Direction> Of all the lines in the material, how many include the word "value"? Reply with the number alone.

====== Records to use

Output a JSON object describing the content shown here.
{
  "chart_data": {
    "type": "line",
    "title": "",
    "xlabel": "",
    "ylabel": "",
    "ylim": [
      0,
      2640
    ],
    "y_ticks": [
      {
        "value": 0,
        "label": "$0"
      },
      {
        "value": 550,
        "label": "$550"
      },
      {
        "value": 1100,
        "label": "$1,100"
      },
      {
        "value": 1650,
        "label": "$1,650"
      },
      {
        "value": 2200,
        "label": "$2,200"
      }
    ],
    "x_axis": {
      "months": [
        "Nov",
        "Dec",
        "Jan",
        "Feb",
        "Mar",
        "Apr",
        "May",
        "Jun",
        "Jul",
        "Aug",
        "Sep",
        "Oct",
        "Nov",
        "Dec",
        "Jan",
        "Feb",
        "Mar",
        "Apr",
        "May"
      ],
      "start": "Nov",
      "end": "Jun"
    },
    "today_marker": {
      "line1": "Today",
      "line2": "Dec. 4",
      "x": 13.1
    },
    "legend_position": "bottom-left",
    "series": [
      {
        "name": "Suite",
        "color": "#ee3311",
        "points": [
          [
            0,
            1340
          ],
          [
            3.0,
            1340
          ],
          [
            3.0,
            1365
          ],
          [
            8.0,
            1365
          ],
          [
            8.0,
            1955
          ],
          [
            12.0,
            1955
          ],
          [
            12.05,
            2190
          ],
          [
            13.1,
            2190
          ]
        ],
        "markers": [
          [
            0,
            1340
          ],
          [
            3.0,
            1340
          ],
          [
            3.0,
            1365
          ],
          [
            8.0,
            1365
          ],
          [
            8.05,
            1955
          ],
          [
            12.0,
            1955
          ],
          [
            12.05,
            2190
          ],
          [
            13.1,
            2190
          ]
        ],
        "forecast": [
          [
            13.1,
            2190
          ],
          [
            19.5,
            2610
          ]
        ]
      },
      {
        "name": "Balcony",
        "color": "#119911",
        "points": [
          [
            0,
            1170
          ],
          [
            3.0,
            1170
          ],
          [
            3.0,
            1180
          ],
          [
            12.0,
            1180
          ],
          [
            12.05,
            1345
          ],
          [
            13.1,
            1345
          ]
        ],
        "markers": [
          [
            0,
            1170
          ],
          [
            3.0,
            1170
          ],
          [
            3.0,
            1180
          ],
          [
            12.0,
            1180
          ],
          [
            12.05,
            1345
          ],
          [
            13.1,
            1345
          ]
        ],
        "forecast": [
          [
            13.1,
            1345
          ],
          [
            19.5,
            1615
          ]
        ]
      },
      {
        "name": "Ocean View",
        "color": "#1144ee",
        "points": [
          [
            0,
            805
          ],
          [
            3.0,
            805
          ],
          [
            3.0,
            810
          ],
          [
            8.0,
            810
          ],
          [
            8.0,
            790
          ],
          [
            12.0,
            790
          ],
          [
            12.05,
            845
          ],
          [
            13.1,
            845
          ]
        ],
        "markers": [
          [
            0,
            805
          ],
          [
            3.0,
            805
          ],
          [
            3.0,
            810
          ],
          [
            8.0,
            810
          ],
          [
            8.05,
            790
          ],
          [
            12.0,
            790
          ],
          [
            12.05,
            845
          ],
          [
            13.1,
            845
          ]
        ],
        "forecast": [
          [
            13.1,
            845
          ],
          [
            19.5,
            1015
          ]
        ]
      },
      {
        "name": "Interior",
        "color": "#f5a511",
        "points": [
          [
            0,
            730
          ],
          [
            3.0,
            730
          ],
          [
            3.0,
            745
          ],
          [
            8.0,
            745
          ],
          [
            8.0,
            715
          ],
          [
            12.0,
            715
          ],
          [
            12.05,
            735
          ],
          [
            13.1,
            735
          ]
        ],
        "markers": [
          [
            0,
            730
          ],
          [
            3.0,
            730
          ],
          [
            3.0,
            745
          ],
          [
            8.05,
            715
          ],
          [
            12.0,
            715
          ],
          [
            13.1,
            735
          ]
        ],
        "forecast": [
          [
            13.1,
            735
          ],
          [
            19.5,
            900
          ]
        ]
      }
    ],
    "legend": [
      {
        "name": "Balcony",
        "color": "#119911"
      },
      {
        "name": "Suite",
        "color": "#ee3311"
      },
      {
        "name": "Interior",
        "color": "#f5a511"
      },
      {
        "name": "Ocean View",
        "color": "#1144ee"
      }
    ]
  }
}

============

Answer to this problem> 5